_The exercise_
Extract every line that contains the string "multi".

------ Excerpted records

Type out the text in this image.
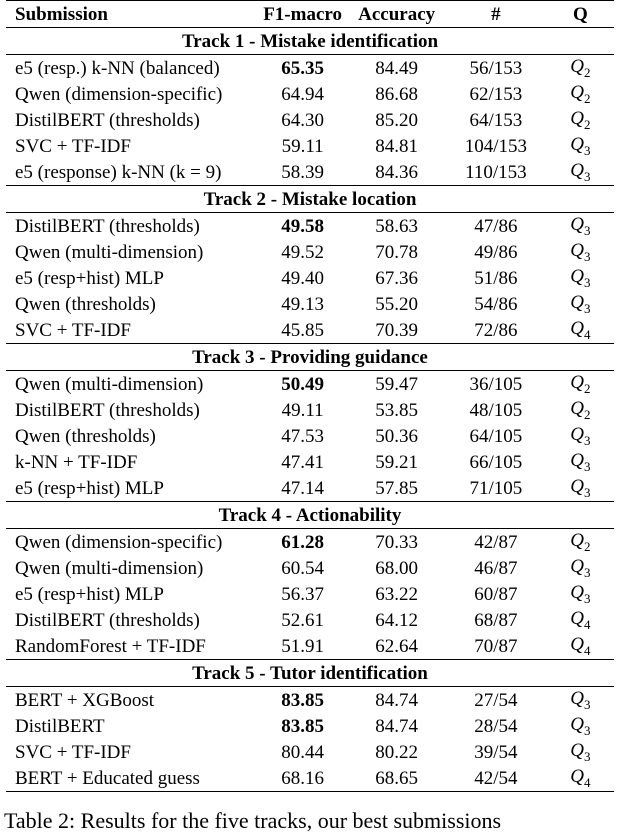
Submission	F1-macro	Accuracy	#	Q
Track 1 - Mistake identification				
e5 (resp.) k-NN (balanced)	65.35	84.49	56/153	$Q_2$
Qwen (dimension-specific)	64.94	86.68	62/153	$Q_2$
DistilBERT (thresholds)	64.30	85.20	64/153	$Q_2$
SVC + TF-IDF	59.11	84.81	104/153	$Q_3$
e5 (response) k-NN (k = 9)	58.39	84.36	110/153	$Q_3$
Track 2 - Mistake location				
DistilBERT (thresholds)	49.58	58.63	47/86	$Q_3$
Qwen (multi-dimension)	49.52	70.78	49/86	$Q_3$
e5 (resp+hist) MLP	49.40	67.36	51/86	$Q_3$
Qwen (thresholds)	49.13	55.20	54/86	$Q_3$
SVC + TF-IDF	45.85	70.39	72/86	$Q_4$
Track 3 - Providing guidance				
Qwen (multi-dimension)	50.49	59.47	36/105	$Q_2$
DistilBERT (thresholds)	49.11	53.85	48/105	$Q_2$
Qwen (thresholds)	47.53	50.36	64/105	$Q_3$
k-NN + TF-IDF	47.41	59.21	66/105	$Q_3$
e5 (resp+hist) MLP	47.14	57.85	71/105	$Q_3$
Track 4 - Actionability				
Qwen (dimension-specific)	61.28	70.33	42/87	$Q_2$
Qwen (multi-dimension)	60.54	68.00	46/87	$Q_3$
e5 (resp+hist) MLP	56.37	63.22	60/87	$Q_3$
DistilBERT (thresholds)	52.61	64.12	68/87	$Q_4$
RandomForest + TF-IDF	51.91	62.64	70/87	$Q_4$
Track 5 - Tutor identification				
BERT + XGBoost	83.85	84.74	27/54	$Q_3$
DistilBERT	83.85	84.74	28/54	$Q_3$
SVC + TF-IDF	80.44	80.22	39/54	$Q_3$
BERT + Educated guess	68.16	68.65	42/54	$Q_4$
Table 2: Results for the five tracks, our best submissions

------------

_Response to this task_
Qwen (multi-dimension)	49.52	70.78	49/86	$Q_3$
Qwen (multi-dimension)	50.49	59.47	36/105	$Q_2$
Qwen (multi-dimension)	60.54	68.00	46/87	$Q_3$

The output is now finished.